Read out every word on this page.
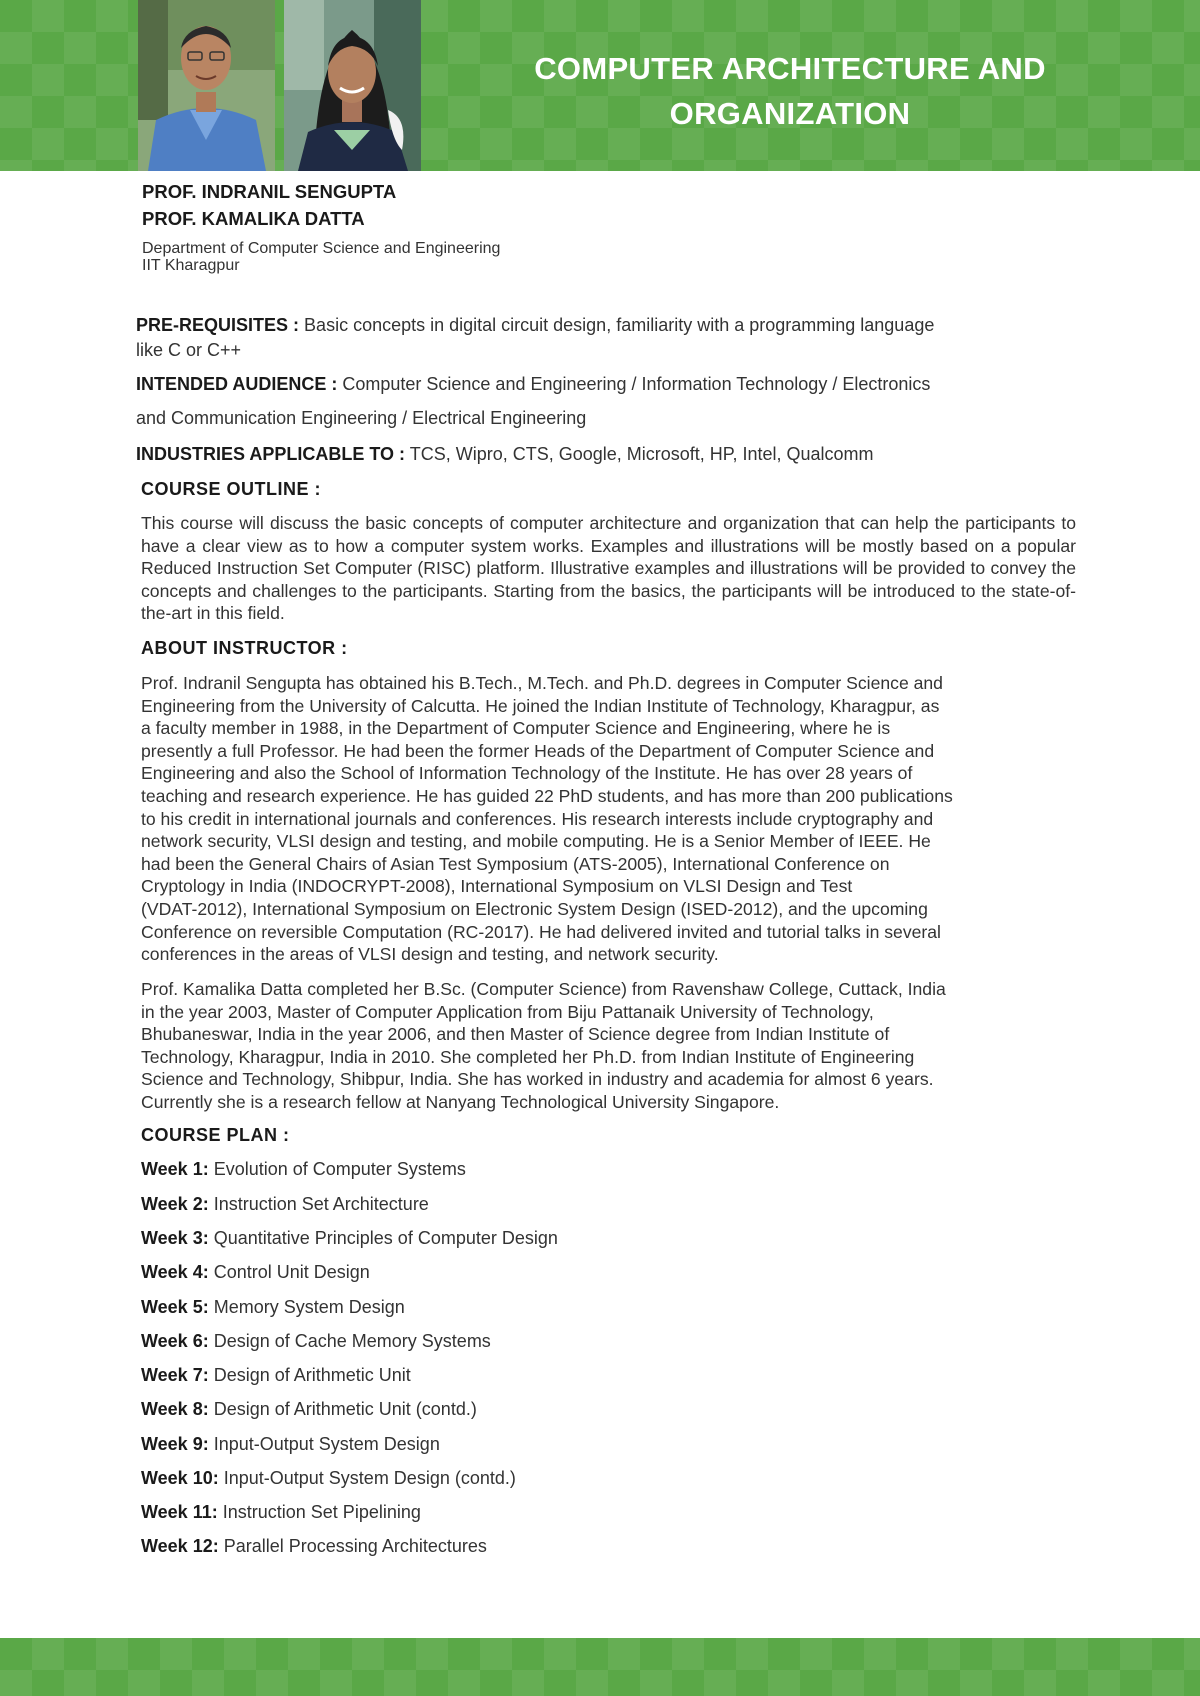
COMPUTER ARCHITECTURE AND
ORGANIZATION
PROF. INDRANIL SENGUPTA
PROF. KAMALIKA DATTA
Department of Computer Science and Engineering
IIT Kharagpur
PRE-REQUISITES : Basic concepts in digital circuit design, familiarity with a programming language
like C or C++
INTENDED AUDIENCE : Computer Science and Engineering / Information Technology / Electronics
and Communication Engineering / Electrical Engineering
INDUSTRIES APPLICABLE TO : TCS, Wipro, CTS, Google, Microsoft, HP, Intel, Qualcomm
COURSE OUTLINE :

This course will discuss the basic concepts of computer architecture and organization that can help the participants to have a clear view as to how a computer system works. Examples and illustrations will be mostly based on a popular Reduced Instruction Set Computer (RISC) platform. Illustrative examples and illustrations will be provided to convey the concepts and challenges to the participants. Starting from the basics, the participants will be introduced to the state-of-the-art in this field.

ABOUT INSTRUCTOR :
Prof. Indranil Sengupta has obtained his B.Tech., M.Tech. and Ph.D. degrees in Computer Science and
Engineering from the University of Calcutta. He joined the Indian Institute of Technology, Kharagpur, as
a faculty member in 1988, in the Department of Computer Science and Engineering, where he is
presently a full Professor. He had been the former Heads of the Department of Computer Science and
Engineering and also the School of Information Technology of the Institute. He has over 28 years of
teaching and research experience. He has guided 22 PhD students, and has more than 200 publications
to his credit in international journals and conferences. His research interests include cryptography and
network security, VLSI design and testing, and mobile computing. He is a Senior Member of IEEE. He
had been the General Chairs of Asian Test Symposium (ATS-2005), International Conference on
Cryptology in India (INDOCRYPT-2008), International Symposium on VLSI Design and Test
(VDAT-2012), International Symposium on Electronic System Design (ISED-2012), and the upcoming
Conference on reversible Computation (RC-2017). He had delivered invited and tutorial talks in several
conferences in the areas of VLSI design and testing, and network security.
Prof. Kamalika Datta completed her B.Sc. (Computer Science) from Ravenshaw College, Cuttack, India
in the year 2003, Master of Computer Application from Biju Pattanaik University of Technology,
Bhubaneswar, India in the year 2006, and then Master of Science degree from Indian Institute of
Technology, Kharagpur, India in 2010. She completed her Ph.D. from Indian Institute of Engineering
Science and Technology, Shibpur, India. She has worked in industry and academia for almost 6 years.
Currently she is a research fellow at Nanyang Technological University Singapore.
COURSE PLAN :
Week 1: Evolution of Computer Systems
Week 2: Instruction Set Architecture
Week 3: Quantitative Principles of Computer Design
Week 4: Control Unit Design
Week 5: Memory System Design
Week 6: Design of Cache Memory Systems
Week 7: Design of Arithmetic Unit
Week 8: Design of Arithmetic Unit (contd.)
Week 9: Input-Output System Design
Week 10: Input-Output System Design (contd.)
Week 11: Instruction Set Pipelining
Week 12: Parallel Processing Architectures
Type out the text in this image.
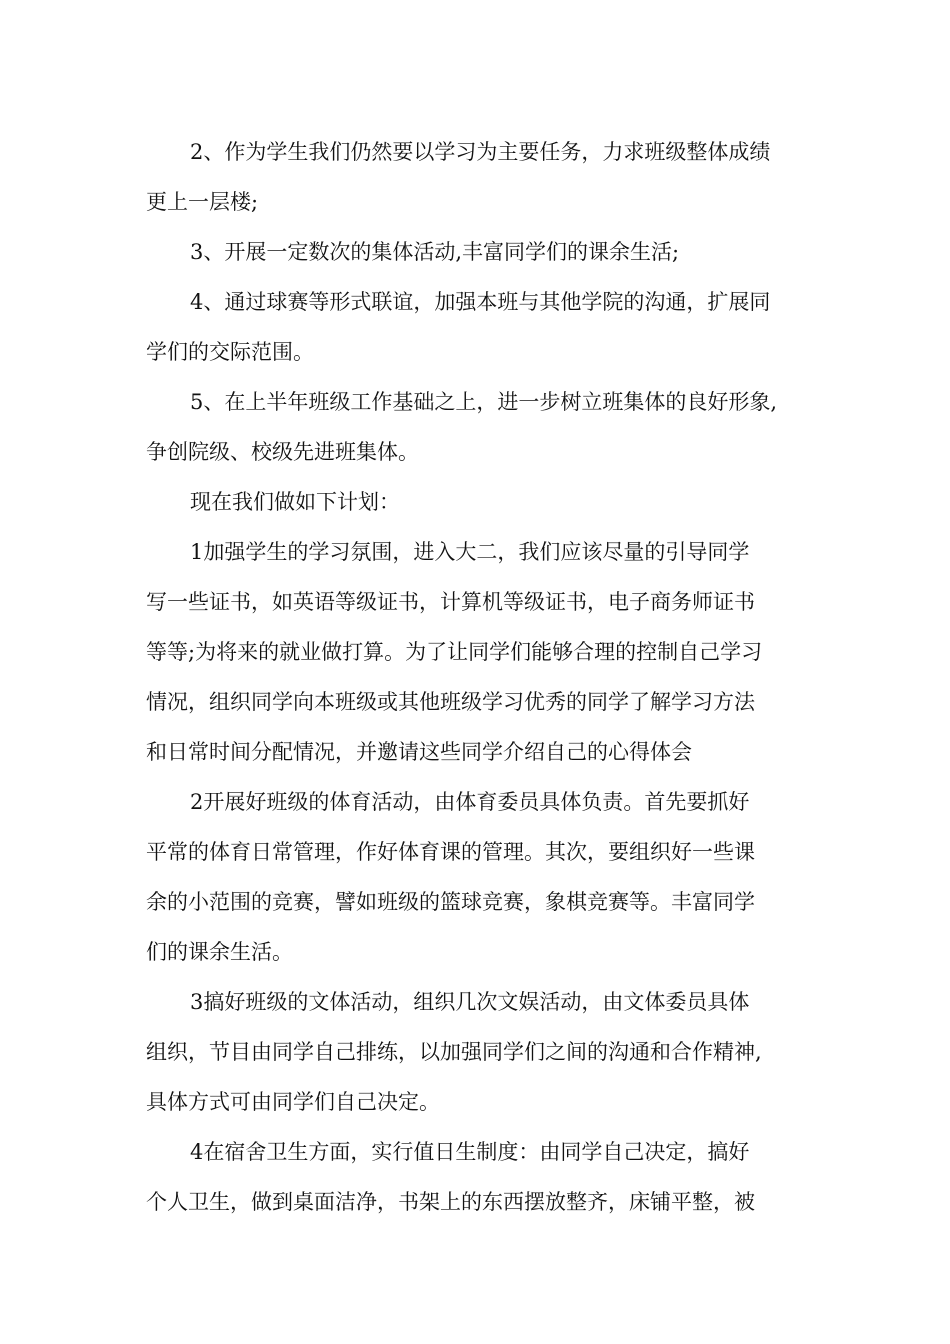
2、作为学生我们仍然要以学习为主要任务，力求班级整体成绩
更上一层楼;
3、开展一定数次的集体活动,丰富同学们的课余生活;
4、通过球赛等形式联谊，加强本班与其他学院的沟通，扩展同
学们的交际范围。
5、在上半年班级工作基础之上，进一步树立班集体的良好形象,
争创院级、校级先进班集体。
现在我们做如下计划：
1加强学生的学习氛围，进入大二，我们应该尽量的引导同学
写一些证书，如英语等级证书，计算机等级证书，电子商务师证书
等等;为将来的就业做打算。为了让同学们能够合理的控制自己学习
情况，组织同学向本班级或其他班级学习优秀的同学了解学习方法
和日常时间分配情况，并邀请这些同学介绍自己的心得体会
2开展好班级的体育活动，由体育委员具体负责。首先要抓好
平常的体育日常管理，作好体育课的管理。其次，要组织好一些课
余的小范围的竞赛，譬如班级的篮球竞赛，象棋竞赛等。丰富同学
们的课余生活。
3搞好班级的文体活动，组织几次文娱活动，由文体委员具体
组织，节目由同学自己排练，以加强同学们之间的沟通和合作精神,
具体方式可由同学们自己决定。
4在宿舍卫生方面，实行值日生制度：由同学自己决定，搞好
个人卫生，做到桌面洁净，书架上的东西摆放整齐，床铺平整，被
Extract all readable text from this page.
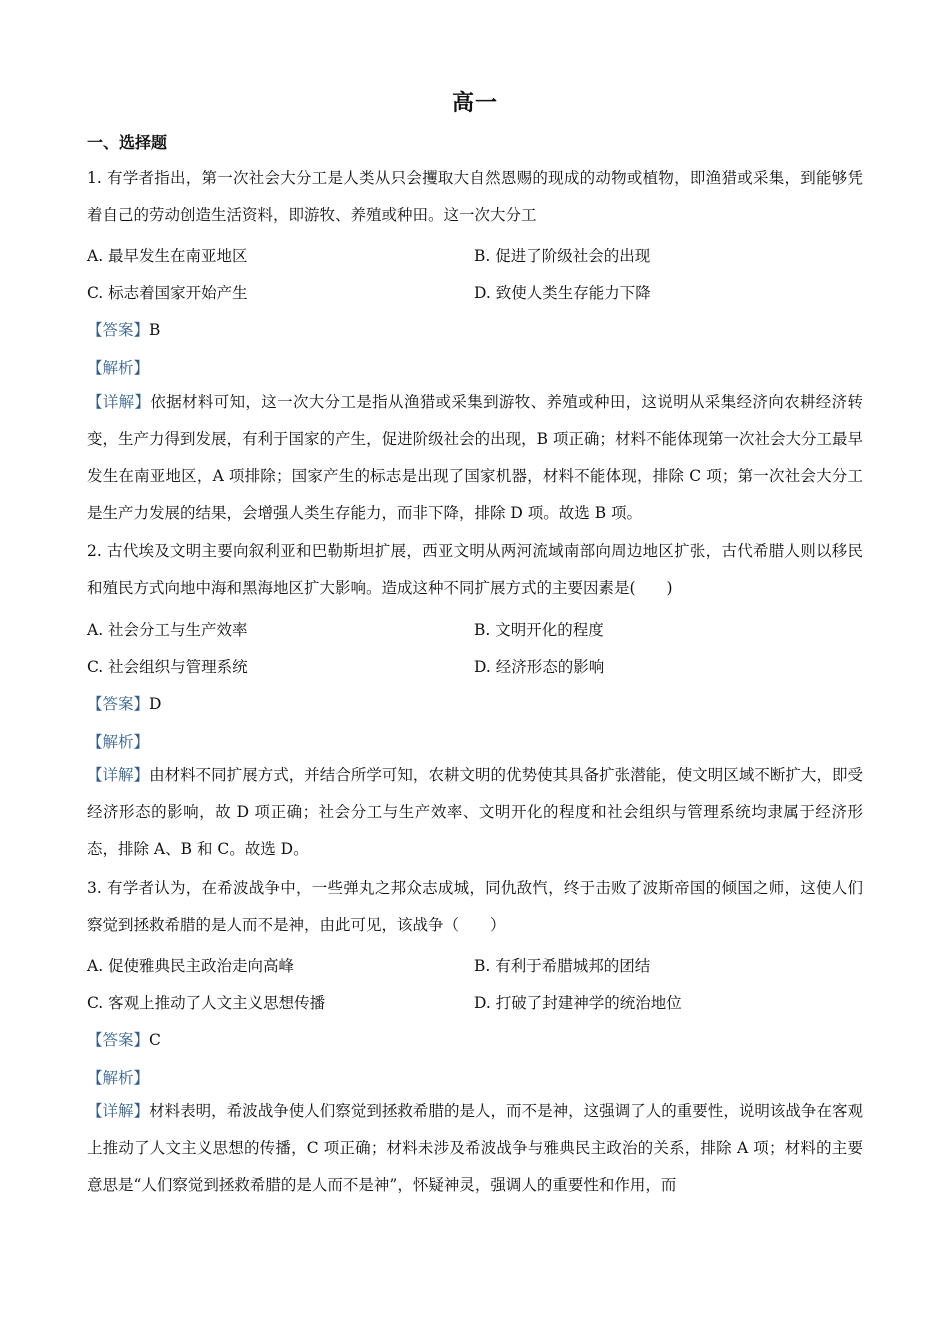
高一
一、选择题
1. 有学者指出，第一次社会大分工是人类从只会攫取大自然恩赐的现成的动物或植物，即渔猎或采集，到能够凭着自己的劳动创造生活资料，即游牧、养殖或种田。这一次大分工
A. 最早发生在南亚地区	B. 促进了阶级社会的出现
C. 标志着国家开始产生	D. 致使人类生存能力下降
【答案】B
【解析】
【详解】依据材料可知，这一次大分工是指从渔猎或采集到游牧、养殖或种田，这说明从采集经济向农耕经济转变，生产力得到发展，有利于国家的产生，促进阶级社会的出现，B 项正确；材料不能体现第一次社会大分工最早发生在南亚地区，A 项排除；国家产生的标志是出现了国家机器，材料不能体现，排除 C 项；第一次社会大分工是生产力发展的结果，会增强人类生存能力，而非下降，排除 D 项。故选 B 项。
2. 古代埃及文明主要向叙利亚和巴勒斯坦扩展，西亚文明从两河流域南部向周边地区扩张，古代希腊人则以移民和殖民方式向地中海和黑海地区扩大影响。造成这种不同扩展方式的主要因素是(　　)
A. 社会分工与生产效率	B. 文明开化的程度
C. 社会组织与管理系统	D. 经济形态的影响
【答案】D
【解析】
【详解】由材料不同扩展方式，并结合所学可知，农耕文明的优势使其具备扩张潜能，使文明区域不断扩大，即受经济形态的影响，故 D 项正确；社会分工与生产效率、文明开化的程度和社会组织与管理系统均隶属于经济形态，排除 A、B 和 C。故选 D。
3. 有学者认为，在希波战争中，一些弹丸之邦众志成城，同仇敌忾，终于击败了波斯帝国的倾国之师，这使人们察觉到拯救希腊的是人而不是神，由此可见，该战争（　　）
A. 促使雅典民主政治走向高峰	B. 有利于希腊城邦的团结
C. 客观上推动了人文主义思想传播	D. 打破了封建神学的统治地位
【答案】C
【解析】
【详解】材料表明，希波战争使人们察觉到拯救希腊的是人，而不是神，这强调了人的重要性，说明该战争在客观上推动了人文主义思想的传播，C 项正确；材料未涉及希波战争与雅典民主政治的关系，排除 A 项；材料的主要意思是“人们察觉到拯救希腊的是人而不是神”，怀疑神灵，强调人的重要性和作用，而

Required work = Copy the final portion of the records: every line from the one containing "Extract all readable text from this page." through the last, word for word, without pictures.

Task result =
Extract all readable text from this page.
高一
一、选择题
1. 有学者指出，第一次社会大分工是人类从只会攫取大自然恩赐的现成的动物或植物，即渔猎或采集，到能够凭着自己的劳动创造生活资料，即游牧、养殖或种田。这一次大分工
A. 最早发生在南亚地区	B. 促进了阶级社会的出现
C. 标志着国家开始产生	D. 致使人类生存能力下降
【答案】B
【解析】
【详解】依据材料可知，这一次大分工是指从渔猎或采集到游牧、养殖或种田，这说明从采集经济向农耕经济转变，生产力得到发展，有利于国家的产生，促进阶级社会的出现，B 项正确；材料不能体现第一次社会大分工最早发生在南亚地区，A 项排除；国家产生的标志是出现了国家机器，材料不能体现，排除 C 项；第一次社会大分工是生产力发展的结果，会增强人类生存能力，而非下降，排除 D 项。故选 B 项。
2. 古代埃及文明主要向叙利亚和巴勒斯坦扩展，西亚文明从两河流域南部向周边地区扩张，古代希腊人则以移民和殖民方式向地中海和黑海地区扩大影响。造成这种不同扩展方式的主要因素是(　　)
A. 社会分工与生产效率	B. 文明开化的程度
C. 社会组织与管理系统	D. 经济形态的影响
【答案】D
【解析】
【详解】由材料不同扩展方式，并结合所学可知，农耕文明的优势使其具备扩张潜能，使文明区域不断扩大，即受经济形态的影响，故 D 项正确；社会分工与生产效率、文明开化的程度和社会组织与管理系统均隶属于经济形态，排除 A、B 和 C。故选 D。
3. 有学者认为，在希波战争中，一些弹丸之邦众志成城，同仇敌忾，终于击败了波斯帝国的倾国之师，这使人们察觉到拯救希腊的是人而不是神，由此可见，该战争（　　）
A. 促使雅典民主政治走向高峰	B. 有利于希腊城邦的团结
C. 客观上推动了人文主义思想传播	D. 打破了封建神学的统治地位
【答案】C
【解析】
【详解】材料表明，希波战争使人们察觉到拯救希腊的是人，而不是神，这强调了人的重要性，说明该战争在客观上推动了人文主义思想的传播，C 项正确；材料未涉及希波战争与雅典民主政治的关系，排除 A 项；材料的主要意思是“人们察觉到拯救希腊的是人而不是神”，怀疑神灵，强调人的重要性和作用，而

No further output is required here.